++++ GIVEN DATA ++++

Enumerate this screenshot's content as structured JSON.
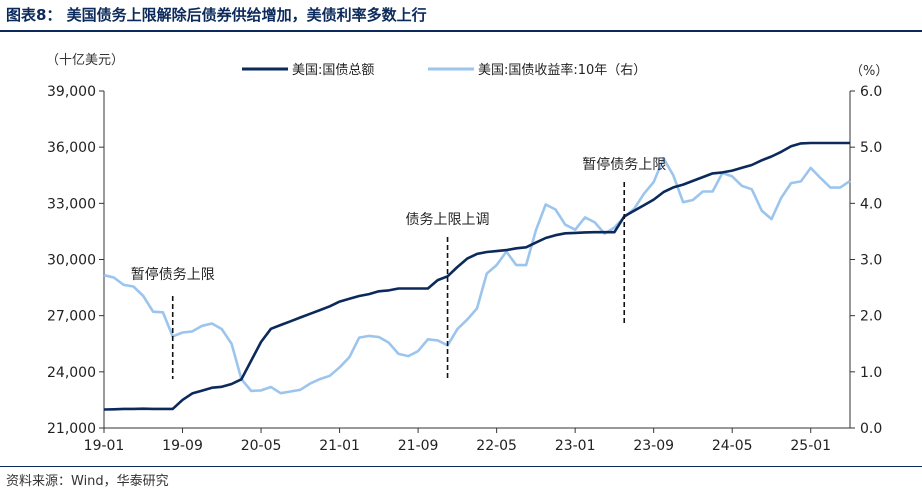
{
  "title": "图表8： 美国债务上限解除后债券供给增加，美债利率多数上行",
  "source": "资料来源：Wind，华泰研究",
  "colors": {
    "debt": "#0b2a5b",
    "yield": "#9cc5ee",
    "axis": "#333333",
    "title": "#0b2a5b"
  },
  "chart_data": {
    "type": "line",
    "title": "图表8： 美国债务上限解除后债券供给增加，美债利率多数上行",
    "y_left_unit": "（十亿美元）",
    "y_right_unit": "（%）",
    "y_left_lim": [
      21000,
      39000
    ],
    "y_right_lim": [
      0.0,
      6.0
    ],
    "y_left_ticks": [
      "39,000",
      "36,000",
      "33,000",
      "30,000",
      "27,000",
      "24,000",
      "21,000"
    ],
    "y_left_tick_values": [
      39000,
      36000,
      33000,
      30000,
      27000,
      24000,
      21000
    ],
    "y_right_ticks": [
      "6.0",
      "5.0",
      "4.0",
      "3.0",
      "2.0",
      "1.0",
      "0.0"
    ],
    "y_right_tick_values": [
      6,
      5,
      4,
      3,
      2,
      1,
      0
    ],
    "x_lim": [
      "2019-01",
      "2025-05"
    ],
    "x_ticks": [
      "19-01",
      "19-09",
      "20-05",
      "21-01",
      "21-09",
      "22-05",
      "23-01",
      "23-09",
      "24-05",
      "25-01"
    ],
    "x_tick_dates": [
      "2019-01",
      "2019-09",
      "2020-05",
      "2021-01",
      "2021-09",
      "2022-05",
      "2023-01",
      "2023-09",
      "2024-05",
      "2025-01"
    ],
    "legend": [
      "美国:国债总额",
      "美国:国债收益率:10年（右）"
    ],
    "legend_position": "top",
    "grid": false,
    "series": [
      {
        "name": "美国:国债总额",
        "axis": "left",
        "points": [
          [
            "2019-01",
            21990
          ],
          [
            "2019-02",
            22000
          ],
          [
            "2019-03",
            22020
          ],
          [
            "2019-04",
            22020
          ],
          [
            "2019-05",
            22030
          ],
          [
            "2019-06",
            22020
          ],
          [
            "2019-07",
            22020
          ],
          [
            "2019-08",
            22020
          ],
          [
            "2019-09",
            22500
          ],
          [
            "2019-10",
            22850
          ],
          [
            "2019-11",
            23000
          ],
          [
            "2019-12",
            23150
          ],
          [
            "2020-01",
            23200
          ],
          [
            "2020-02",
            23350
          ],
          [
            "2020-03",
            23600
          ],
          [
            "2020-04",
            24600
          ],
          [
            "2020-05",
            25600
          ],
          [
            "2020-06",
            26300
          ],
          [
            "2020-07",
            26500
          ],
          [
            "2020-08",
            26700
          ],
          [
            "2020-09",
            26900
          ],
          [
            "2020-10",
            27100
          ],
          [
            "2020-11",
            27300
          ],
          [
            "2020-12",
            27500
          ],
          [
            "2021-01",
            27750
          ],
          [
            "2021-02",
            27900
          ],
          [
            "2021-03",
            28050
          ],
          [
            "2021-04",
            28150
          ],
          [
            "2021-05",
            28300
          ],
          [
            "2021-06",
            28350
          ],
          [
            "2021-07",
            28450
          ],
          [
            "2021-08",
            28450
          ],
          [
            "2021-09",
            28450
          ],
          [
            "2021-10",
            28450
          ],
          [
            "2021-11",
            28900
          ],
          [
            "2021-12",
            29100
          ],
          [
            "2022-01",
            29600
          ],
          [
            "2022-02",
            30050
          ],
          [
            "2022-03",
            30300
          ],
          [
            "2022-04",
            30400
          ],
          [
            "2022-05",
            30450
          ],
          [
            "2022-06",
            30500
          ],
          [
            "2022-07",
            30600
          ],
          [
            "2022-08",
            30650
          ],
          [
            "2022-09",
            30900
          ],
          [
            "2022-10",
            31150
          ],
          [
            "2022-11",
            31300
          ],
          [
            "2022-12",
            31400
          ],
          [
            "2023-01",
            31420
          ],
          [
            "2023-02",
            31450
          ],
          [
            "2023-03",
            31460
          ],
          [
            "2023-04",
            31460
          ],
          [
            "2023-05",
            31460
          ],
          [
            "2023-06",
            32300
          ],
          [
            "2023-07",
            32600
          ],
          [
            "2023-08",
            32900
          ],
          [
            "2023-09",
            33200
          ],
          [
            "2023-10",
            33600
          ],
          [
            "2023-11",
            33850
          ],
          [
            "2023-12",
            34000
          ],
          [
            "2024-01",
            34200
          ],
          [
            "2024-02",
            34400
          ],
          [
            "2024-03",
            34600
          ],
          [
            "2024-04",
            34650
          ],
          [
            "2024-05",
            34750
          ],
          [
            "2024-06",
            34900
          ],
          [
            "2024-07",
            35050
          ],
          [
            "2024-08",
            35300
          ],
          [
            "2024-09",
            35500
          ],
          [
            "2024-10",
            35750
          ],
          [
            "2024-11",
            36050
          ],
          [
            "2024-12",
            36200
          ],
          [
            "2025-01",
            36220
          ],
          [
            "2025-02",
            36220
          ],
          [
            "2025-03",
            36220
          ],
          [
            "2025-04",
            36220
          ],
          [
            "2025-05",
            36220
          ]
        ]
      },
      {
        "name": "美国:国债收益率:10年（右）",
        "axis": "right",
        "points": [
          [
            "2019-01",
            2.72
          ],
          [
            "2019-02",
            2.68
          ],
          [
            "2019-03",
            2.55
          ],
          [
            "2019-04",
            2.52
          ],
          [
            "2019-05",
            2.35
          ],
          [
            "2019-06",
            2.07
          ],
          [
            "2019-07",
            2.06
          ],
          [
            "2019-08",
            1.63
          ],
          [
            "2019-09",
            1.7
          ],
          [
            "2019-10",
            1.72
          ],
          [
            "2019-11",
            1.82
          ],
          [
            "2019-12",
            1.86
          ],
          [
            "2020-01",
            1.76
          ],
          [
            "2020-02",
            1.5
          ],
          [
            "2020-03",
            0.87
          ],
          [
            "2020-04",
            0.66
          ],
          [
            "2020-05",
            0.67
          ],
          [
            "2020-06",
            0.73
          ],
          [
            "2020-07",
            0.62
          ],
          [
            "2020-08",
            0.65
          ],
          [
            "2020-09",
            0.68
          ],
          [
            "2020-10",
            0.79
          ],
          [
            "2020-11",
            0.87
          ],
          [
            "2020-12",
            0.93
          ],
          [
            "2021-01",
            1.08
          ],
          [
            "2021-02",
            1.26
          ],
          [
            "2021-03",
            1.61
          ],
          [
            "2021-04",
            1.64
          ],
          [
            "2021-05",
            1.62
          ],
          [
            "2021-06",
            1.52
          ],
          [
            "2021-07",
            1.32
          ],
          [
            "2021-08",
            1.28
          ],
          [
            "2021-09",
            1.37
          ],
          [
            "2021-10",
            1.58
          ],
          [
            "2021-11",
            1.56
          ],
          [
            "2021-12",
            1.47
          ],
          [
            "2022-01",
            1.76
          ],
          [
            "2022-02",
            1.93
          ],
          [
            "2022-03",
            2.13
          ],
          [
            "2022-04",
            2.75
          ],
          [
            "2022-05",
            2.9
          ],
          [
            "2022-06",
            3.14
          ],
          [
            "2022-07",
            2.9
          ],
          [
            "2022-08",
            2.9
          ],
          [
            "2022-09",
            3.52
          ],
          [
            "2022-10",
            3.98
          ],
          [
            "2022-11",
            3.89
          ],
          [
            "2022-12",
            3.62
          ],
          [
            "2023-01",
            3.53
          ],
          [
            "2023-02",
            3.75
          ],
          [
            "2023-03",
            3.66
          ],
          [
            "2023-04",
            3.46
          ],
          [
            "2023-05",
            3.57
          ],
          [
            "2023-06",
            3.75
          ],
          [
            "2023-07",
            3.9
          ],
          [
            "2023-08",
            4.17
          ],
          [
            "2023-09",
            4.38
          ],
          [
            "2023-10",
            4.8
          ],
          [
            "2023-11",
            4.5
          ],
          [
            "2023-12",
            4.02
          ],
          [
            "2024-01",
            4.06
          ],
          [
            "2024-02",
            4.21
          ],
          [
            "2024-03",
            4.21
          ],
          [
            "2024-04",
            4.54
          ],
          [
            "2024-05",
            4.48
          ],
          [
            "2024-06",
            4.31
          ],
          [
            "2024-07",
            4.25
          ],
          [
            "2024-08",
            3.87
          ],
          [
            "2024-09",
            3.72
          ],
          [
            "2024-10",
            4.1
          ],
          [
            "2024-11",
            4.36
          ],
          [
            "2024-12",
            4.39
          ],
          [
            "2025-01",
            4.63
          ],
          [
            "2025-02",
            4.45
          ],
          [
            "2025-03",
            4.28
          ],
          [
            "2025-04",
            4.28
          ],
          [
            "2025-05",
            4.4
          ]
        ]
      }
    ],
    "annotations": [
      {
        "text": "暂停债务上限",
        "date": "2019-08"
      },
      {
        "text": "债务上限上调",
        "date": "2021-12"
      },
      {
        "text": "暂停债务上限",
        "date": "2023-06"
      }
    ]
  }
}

++++

WORK REQUIRED
Pull out all lines containing the word "美国债务上限解除后债券供给增加" from the entries above.

ANSWER TO THIS TASK
  "title": "图表8： 美国债务上限解除后债券供给增加，美债利率多数上行",
    "title": "图表8： 美国债务上限解除后债券供给增加，美债利率多数上行",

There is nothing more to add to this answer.